-- START Given data --

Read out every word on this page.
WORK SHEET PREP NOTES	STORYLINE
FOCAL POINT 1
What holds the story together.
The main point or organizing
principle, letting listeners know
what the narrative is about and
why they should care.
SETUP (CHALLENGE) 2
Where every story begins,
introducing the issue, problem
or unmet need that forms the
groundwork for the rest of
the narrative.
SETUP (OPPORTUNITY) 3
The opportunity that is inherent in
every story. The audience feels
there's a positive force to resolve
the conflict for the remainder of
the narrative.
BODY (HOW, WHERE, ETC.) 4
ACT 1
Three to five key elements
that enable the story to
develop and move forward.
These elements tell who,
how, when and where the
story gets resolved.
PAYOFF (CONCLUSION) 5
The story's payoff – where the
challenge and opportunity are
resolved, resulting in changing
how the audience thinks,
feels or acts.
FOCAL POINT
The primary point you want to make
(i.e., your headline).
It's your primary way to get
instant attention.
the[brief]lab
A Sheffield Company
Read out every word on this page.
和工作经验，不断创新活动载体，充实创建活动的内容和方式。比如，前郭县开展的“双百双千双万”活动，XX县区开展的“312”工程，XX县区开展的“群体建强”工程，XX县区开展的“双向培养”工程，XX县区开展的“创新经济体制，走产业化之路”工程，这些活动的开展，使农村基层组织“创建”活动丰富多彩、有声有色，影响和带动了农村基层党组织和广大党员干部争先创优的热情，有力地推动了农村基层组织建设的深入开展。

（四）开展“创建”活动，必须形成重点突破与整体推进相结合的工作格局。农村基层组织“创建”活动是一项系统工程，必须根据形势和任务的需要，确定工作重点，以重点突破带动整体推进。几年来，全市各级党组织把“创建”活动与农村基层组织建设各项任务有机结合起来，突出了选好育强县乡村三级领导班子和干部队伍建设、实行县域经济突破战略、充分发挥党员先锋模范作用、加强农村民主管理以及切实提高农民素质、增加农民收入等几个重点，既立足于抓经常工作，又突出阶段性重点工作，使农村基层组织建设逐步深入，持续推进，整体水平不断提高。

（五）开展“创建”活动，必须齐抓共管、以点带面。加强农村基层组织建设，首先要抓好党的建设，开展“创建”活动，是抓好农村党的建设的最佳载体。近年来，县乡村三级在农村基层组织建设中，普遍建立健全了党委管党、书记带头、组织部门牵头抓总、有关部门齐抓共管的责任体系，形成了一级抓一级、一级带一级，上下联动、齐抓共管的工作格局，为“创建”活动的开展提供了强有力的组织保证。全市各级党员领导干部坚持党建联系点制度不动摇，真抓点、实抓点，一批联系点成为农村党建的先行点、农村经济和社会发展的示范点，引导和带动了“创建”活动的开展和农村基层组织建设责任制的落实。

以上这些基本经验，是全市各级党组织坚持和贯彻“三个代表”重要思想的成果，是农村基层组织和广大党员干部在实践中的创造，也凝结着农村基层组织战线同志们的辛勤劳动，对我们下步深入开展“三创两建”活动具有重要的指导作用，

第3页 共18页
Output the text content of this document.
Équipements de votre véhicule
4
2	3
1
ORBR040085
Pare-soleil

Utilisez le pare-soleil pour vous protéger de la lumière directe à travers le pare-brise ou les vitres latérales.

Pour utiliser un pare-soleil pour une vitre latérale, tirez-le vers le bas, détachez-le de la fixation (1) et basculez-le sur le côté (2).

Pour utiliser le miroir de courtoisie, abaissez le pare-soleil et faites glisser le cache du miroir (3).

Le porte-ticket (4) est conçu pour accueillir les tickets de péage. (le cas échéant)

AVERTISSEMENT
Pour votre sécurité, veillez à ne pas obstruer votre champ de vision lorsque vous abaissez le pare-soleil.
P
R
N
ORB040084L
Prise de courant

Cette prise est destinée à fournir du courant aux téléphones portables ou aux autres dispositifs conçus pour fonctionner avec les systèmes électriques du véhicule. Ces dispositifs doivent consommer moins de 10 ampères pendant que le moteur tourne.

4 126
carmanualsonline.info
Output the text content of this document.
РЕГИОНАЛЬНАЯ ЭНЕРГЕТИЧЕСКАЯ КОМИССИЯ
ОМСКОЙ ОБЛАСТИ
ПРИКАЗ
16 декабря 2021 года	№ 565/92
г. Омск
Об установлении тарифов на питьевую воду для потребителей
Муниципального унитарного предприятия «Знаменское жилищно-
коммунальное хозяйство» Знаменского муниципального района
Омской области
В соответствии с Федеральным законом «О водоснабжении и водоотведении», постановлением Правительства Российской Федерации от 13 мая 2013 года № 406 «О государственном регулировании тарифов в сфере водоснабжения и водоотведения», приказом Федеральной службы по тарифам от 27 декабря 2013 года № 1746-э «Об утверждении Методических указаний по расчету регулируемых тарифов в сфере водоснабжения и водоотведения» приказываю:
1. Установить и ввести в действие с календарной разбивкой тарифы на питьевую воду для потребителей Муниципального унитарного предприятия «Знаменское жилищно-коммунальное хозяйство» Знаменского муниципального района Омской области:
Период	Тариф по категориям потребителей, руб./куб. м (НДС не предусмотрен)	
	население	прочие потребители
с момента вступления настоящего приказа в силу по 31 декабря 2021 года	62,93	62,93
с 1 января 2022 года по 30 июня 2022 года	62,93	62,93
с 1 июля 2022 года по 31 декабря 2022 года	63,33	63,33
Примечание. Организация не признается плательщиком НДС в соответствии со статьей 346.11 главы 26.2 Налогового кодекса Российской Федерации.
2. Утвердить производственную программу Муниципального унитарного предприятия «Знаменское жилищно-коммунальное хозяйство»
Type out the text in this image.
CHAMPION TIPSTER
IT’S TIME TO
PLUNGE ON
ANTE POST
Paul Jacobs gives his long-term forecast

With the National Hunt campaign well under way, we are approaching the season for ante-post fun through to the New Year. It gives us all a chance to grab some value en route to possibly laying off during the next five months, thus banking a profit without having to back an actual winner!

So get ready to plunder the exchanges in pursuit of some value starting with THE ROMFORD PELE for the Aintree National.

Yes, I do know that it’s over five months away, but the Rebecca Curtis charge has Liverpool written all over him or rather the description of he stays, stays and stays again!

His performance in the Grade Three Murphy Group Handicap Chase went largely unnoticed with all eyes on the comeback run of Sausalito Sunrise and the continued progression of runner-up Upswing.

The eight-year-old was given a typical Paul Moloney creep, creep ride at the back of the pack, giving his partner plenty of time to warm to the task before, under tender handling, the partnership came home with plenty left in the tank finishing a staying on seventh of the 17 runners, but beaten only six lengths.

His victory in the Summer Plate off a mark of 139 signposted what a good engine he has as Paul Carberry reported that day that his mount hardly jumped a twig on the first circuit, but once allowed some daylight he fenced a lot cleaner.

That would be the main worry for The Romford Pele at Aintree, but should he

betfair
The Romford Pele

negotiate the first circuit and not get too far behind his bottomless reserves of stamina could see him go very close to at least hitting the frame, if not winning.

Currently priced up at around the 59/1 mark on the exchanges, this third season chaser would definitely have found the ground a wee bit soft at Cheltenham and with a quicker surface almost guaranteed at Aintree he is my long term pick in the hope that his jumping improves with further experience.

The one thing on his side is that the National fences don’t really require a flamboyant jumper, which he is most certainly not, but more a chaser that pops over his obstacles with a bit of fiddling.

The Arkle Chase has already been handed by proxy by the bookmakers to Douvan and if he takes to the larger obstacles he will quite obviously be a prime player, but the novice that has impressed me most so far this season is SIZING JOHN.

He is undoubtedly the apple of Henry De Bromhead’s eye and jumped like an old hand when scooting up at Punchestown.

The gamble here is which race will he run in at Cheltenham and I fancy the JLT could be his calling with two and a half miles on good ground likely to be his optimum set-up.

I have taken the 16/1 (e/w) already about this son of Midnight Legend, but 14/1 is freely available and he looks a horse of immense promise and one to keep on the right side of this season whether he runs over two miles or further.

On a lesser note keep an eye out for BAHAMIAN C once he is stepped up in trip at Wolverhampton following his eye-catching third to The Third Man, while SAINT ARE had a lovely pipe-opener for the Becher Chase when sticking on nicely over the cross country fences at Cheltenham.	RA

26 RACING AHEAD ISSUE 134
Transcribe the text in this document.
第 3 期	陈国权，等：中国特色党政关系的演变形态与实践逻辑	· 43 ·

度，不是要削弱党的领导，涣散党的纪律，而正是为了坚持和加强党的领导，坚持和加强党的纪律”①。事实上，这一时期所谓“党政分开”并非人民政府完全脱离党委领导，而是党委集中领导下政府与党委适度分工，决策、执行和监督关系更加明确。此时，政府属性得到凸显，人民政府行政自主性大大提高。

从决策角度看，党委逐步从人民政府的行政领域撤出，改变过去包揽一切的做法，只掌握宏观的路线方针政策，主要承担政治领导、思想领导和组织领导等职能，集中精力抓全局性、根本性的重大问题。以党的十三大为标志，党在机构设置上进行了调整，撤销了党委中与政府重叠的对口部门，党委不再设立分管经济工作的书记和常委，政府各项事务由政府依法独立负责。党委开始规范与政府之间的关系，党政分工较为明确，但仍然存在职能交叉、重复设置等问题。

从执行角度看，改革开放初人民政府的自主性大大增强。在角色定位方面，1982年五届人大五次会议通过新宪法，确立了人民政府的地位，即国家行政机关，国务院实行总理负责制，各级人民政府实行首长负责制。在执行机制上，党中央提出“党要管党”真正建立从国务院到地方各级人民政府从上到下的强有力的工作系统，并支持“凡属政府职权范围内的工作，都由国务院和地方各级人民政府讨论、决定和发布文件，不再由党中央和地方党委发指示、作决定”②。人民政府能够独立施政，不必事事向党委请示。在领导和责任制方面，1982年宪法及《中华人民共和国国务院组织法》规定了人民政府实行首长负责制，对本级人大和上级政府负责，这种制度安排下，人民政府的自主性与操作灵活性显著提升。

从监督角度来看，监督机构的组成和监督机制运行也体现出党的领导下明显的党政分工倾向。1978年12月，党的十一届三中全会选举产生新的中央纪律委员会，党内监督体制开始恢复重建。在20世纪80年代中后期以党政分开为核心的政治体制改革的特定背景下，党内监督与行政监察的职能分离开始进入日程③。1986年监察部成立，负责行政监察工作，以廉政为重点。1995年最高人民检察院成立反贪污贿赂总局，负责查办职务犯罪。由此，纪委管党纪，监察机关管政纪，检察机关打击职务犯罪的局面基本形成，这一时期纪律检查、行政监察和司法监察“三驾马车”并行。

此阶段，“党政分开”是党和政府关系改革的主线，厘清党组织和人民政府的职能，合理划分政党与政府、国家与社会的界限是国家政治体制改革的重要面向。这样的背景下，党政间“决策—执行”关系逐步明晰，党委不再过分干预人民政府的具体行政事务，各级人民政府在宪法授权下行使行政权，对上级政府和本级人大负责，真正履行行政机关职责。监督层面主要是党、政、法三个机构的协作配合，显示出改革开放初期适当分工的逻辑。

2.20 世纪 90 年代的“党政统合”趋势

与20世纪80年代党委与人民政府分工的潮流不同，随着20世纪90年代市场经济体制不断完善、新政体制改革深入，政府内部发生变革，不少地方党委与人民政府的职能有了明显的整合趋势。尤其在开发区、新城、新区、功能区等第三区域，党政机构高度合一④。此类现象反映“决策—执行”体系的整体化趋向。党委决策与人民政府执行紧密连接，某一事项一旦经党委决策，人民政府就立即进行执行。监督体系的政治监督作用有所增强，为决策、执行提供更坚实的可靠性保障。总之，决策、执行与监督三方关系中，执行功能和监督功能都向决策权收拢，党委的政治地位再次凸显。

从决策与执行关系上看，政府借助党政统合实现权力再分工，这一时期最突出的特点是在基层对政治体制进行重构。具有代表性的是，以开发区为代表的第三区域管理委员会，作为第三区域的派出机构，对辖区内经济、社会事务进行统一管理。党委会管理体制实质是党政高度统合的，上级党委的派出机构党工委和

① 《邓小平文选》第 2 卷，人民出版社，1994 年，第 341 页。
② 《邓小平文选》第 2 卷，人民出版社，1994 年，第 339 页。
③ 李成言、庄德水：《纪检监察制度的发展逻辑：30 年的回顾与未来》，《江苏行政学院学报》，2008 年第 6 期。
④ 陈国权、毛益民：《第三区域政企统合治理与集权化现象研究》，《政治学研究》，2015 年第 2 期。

-- END Given data --

Tell how many lines above contain the word "term". Give the number alone.

2